Aim. Leaving out the pictures, transcribe all of the records faithfully.

Records provided.
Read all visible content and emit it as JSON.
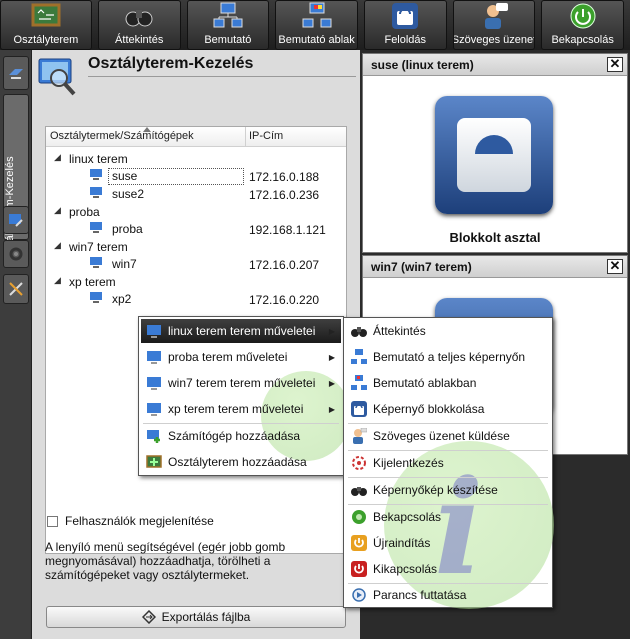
{
  "toolbar": {
    "buttons": [
      {
        "label": "Osztályterem",
        "icon": "chalkboard-icon"
      },
      {
        "label": "Áttekintés",
        "icon": "binoculars-icon"
      },
      {
        "label": "Bemutató",
        "icon": "network-monitors-icon"
      },
      {
        "label": "Bemutató ablak",
        "icon": "presentation-window-icon"
      },
      {
        "label": "Feloldás",
        "icon": "lock-icon"
      },
      {
        "label": "Szöveges üzenet",
        "icon": "user-message-icon"
      },
      {
        "label": "Bekapcsolás",
        "icon": "power-on-icon"
      }
    ]
  },
  "sidebar": {
    "vertical_label": "Osztályterem-Kezelés"
  },
  "panel": {
    "title": "Osztályterem-Kezelés",
    "tree": {
      "columns": [
        "Osztálytermek/Számítógépek",
        "IP-Cím"
      ],
      "rows": [
        {
          "type": "group",
          "label": "linux terem"
        },
        {
          "type": "pc",
          "label": "suse",
          "ip": "172.16.0.188",
          "selected": true
        },
        {
          "type": "pc",
          "label": "suse2",
          "ip": "172.16.0.236"
        },
        {
          "type": "group",
          "label": "proba"
        },
        {
          "type": "pc",
          "label": "proba",
          "ip": "192.168.1.121"
        },
        {
          "type": "group",
          "label": "win7 terem"
        },
        {
          "type": "pc",
          "label": "win7",
          "ip": "172.16.0.207"
        },
        {
          "type": "group",
          "label": "xp terem"
        },
        {
          "type": "pc",
          "label": "xp2",
          "ip": "172.16.0.220"
        }
      ]
    },
    "show_users_label": "Felhasználók megjelenítése",
    "help_text": "A lenyíló menü segítségével (egér jobb gomb megnyomásával) hozzáadhatja, törölheti a számítógépeket vagy osztálytermeket.",
    "export_label": "Exportálás fájlba"
  },
  "viewers": [
    {
      "title": "suse (linux terem)",
      "status": "Blokkolt asztal"
    },
    {
      "title": "win7 (win7 terem)"
    }
  ],
  "context_menu": {
    "items": [
      {
        "label": "linux terem terem műveletei",
        "submenu": true,
        "active": true
      },
      {
        "label": "proba terem műveletei",
        "submenu": true
      },
      {
        "label": "win7 terem terem műveletei",
        "submenu": true
      },
      {
        "label": "xp terem terem műveletei",
        "submenu": true
      },
      {
        "label": "Számítógép hozzáadása"
      },
      {
        "label": "Osztályterem hozzáadása"
      }
    ]
  },
  "submenu": {
    "items": [
      {
        "label": "Áttekintés",
        "icon": "binoculars-icon"
      },
      {
        "label": "Bemutató a teljes képernyőn",
        "icon": "network-monitors-icon"
      },
      {
        "label": "Bemutató ablakban",
        "icon": "presentation-window-icon"
      },
      {
        "label": "Képernyő blokkolása",
        "icon": "lock-icon"
      },
      {
        "label": "Szöveges üzenet küldése",
        "icon": "user-message-icon"
      },
      {
        "label": "Kijelentkezés",
        "icon": "logout-icon"
      },
      {
        "label": "Képernyőkép készítése",
        "icon": "camera-icon"
      },
      {
        "label": "Bekapcsolás",
        "icon": "power-on-icon"
      },
      {
        "label": "Újraindítás",
        "icon": "restart-icon"
      },
      {
        "label": "Kikapcsolás",
        "icon": "power-off-icon"
      },
      {
        "label": "Parancs futtatása",
        "icon": "run-command-icon"
      }
    ]
  },
  "colors": {
    "toolbar_bg": "#2a2a2a",
    "panel_bg": "#dcdcdc",
    "menu_active": "#262626",
    "lock_blue": "#2e5aa0"
  }
}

Response.
Read all visible content and emit it as JSON.
{
  "toolbar": {
    "buttons": [
      {
        "label": "Osztályterem",
        "icon": "chalkboard-icon"
      },
      {
        "label": "Áttekintés",
        "icon": "binoculars-icon"
      },
      {
        "label": "Bemutató",
        "icon": "network-monitors-icon"
      },
      {
        "label": "Bemutató ablak",
        "icon": "presentation-window-icon"
      },
      {
        "label": "Feloldás",
        "icon": "lock-icon"
      },
      {
        "label": "Szöveges üzenet",
        "icon": "user-message-icon"
      },
      {
        "label": "Bekapcsolás",
        "icon": "power-on-icon"
      }
    ]
  },
  "sidebar": {
    "vertical_label": "Osztályterem-Kezelés"
  },
  "panel": {
    "title": "Osztályterem-Kezelés",
    "tree": {
      "columns": [
        "Osztálytermek/Számítógépek",
        "IP-Cím"
      ],
      "rows": [
        {
          "type": "group",
          "label": "linux terem"
        },
        {
          "type": "pc",
          "label": "suse",
          "ip": "172.16.0.188",
          "selected": true
        },
        {
          "type": "pc",
          "label": "suse2",
          "ip": "172.16.0.236"
        },
        {
          "type": "group",
          "label": "proba"
        },
        {
          "type": "pc",
          "label": "proba",
          "ip": "192.168.1.121"
        },
        {
          "type": "group",
          "label": "win7 terem"
        },
        {
          "type": "pc",
          "label": "win7",
          "ip": "172.16.0.207"
        },
        {
          "type": "group",
          "label": "xp terem"
        },
        {
          "type": "pc",
          "label": "xp2",
          "ip": "172.16.0.220"
        }
      ]
    },
    "show_users_label": "Felhasználók megjelenítése",
    "help_text": "A lenyíló menü segítségével (egér jobb gomb megnyomásával) hozzáadhatja, törölheti a számítógépeket vagy osztálytermeket.",
    "export_label": "Exportálás fájlba"
  },
  "viewers": [
    {
      "title": "suse (linux terem)",
      "status": "Blokkolt asztal"
    },
    {
      "title": "win7 (win7 terem)"
    }
  ],
  "context_menu": {
    "items": [
      {
        "label": "linux terem terem műveletei",
        "submenu": true,
        "active": true
      },
      {
        "label": "proba terem műveletei",
        "submenu": true
      },
      {
        "label": "win7 terem terem műveletei",
        "submenu": true
      },
      {
        "label": "xp terem terem műveletei",
        "submenu": true
      },
      {
        "label": "Számítógép hozzáadása"
      },
      {
        "label": "Osztályterem hozzáadása"
      }
    ]
  },
  "submenu": {
    "items": [
      {
        "label": "Áttekintés",
        "icon": "binoculars-icon"
      },
      {
        "label": "Bemutató a teljes képernyőn",
        "icon": "network-monitors-icon"
      },
      {
        "label": "Bemutató ablakban",
        "icon": "presentation-window-icon"
      },
      {
        "label": "Képernyő blokkolása",
        "icon": "lock-icon"
      },
      {
        "label": "Szöveges üzenet küldése",
        "icon": "user-message-icon"
      },
      {
        "label": "Kijelentkezés",
        "icon": "logout-icon"
      },
      {
        "label": "Képernyőkép készítése",
        "icon": "camera-icon"
      },
      {
        "label": "Bekapcsolás",
        "icon": "power-on-icon"
      },
      {
        "label": "Újraindítás",
        "icon": "restart-icon"
      },
      {
        "label": "Kikapcsolás",
        "icon": "power-off-icon"
      },
      {
        "label": "Parancs futtatása",
        "icon": "run-command-icon"
      }
    ]
  },
  "colors": {
    "toolbar_bg": "#2a2a2a",
    "panel_bg": "#dcdcdc",
    "menu_active": "#262626",
    "lock_blue": "#2e5aa0"
  }
}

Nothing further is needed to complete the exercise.